Data items:

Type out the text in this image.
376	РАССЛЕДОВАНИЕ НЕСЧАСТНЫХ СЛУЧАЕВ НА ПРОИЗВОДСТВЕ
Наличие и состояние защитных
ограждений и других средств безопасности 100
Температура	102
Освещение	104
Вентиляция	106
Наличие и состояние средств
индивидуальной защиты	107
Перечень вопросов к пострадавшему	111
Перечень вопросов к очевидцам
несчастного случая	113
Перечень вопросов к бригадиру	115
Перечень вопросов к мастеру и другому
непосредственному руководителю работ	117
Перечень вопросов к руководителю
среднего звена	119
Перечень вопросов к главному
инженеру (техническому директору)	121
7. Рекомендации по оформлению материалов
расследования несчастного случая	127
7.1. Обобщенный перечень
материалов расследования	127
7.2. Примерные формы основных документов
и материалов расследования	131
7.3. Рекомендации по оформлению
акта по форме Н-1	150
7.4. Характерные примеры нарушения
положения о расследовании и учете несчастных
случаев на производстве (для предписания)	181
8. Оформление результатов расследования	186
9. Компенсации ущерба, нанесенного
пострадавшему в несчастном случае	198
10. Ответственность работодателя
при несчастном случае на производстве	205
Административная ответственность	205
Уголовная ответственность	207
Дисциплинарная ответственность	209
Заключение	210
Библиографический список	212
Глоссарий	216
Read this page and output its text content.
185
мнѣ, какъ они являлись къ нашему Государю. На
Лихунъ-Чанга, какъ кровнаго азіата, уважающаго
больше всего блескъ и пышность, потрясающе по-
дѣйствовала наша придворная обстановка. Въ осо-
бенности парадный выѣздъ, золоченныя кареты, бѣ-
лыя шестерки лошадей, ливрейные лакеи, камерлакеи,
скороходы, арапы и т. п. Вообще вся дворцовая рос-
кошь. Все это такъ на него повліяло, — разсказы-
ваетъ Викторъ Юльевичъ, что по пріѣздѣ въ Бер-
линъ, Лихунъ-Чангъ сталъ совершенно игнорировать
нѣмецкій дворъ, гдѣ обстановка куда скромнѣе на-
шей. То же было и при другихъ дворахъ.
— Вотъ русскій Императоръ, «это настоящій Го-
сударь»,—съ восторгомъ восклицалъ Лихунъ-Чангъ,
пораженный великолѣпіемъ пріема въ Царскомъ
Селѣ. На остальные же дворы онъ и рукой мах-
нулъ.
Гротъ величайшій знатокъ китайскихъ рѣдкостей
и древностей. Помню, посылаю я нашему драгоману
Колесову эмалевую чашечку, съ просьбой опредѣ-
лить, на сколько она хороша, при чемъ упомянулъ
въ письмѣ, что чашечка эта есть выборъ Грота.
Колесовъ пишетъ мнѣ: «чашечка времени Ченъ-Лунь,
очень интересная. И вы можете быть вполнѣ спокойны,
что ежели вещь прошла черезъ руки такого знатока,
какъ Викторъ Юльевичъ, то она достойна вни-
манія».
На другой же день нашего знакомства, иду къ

→ **PROBLEM REQUIREMENTS**: Extract all of the data exactly as written.

→ **THE SOLUTION**:
Type out the text in this image.
376	РАССЛЕДОВАНИЕ НЕСЧАСТНЫХ СЛУЧАЕВ НА ПРОИЗВОДСТВЕ
Наличие и состояние защитных
ограждений и других средств безопасности 100
Температура	102
Освещение	104
Вентиляция	106
Наличие и состояние средств
индивидуальной защиты	107
Перечень вопросов к пострадавшему	111
Перечень вопросов к очевидцам
несчастного случая	113
Перечень вопросов к бригадиру	115
Перечень вопросов к мастеру и другому
непосредственному руководителю работ	117
Перечень вопросов к руководителю
среднего звена	119
Перечень вопросов к главному
инженеру (техническому директору)	121
7. Рекомендации по оформлению материалов
расследования несчастного случая	127
7.1. Обобщенный перечень
материалов расследования	127
7.2. Примерные формы основных документов
и материалов расследования	131
7.3. Рекомендации по оформлению
акта по форме Н-1	150
7.4. Характерные примеры нарушения
положения о расследовании и учете несчастных
случаев на производстве (для предписания)	181
8. Оформление результатов расследования	186
9. Компенсации ущерба, нанесенного
пострадавшему в несчастном случае	198
10. Ответственность работодателя
при несчастном случае на производстве	205
Административная ответственность	205
Уголовная ответственность	207
Дисциплинарная ответственность	209
Заключение	210
Библиографический список	212
Глоссарий	216
Read this page and output its text content.
185
мнѣ, какъ они являлись къ нашему Государю. На
Лихунъ-Чанга, какъ кровнаго азіата, уважающаго
больше всего блескъ и пышность, потрясающе по-
дѣйствовала наша придворная обстановка. Въ осо-
бенности парадный выѣздъ, золоченныя кареты, бѣ-
лыя шестерки лошадей, ливрейные лакеи, камерлакеи,
скороходы, арапы и т. п. Вообще вся дворцовая рос-
кошь. Все это такъ на него повліяло, — разсказы-
ваетъ Викторъ Юльевичъ, что по пріѣздѣ въ Бер-
линъ, Лихунъ-Чангъ сталъ совершенно игнорировать
нѣмецкій дворъ, гдѣ обстановка куда скромнѣе на-
шей. То же было и при другихъ дворахъ.
— Вотъ русскій Императоръ, «это настоящій Го-
сударь»,—съ восторгомъ восклицалъ Лихунъ-Чангъ,
пораженный великолѣпіемъ пріема въ Царскомъ
Селѣ. На остальные же дворы онъ и рукой мах-
нулъ.
Гротъ величайшій знатокъ китайскихъ рѣдкостей
и древностей. Помню, посылаю я нашему драгоману
Колесову эмалевую чашечку, съ просьбой опредѣ-
лить, на сколько она хороша, при чемъ упомянулъ
въ письмѣ, что чашечка эта есть выборъ Грота.
Колесовъ пишетъ мнѣ: «чашечка времени Ченъ-Лунь,
очень интересная. И вы можете быть вполнѣ спокойны,
что ежели вещь прошла черезъ руки такого знатока,
какъ Викторъ Юльевичъ, то она достойна вни-
манія».
На другой же день нашего знакомства, иду къ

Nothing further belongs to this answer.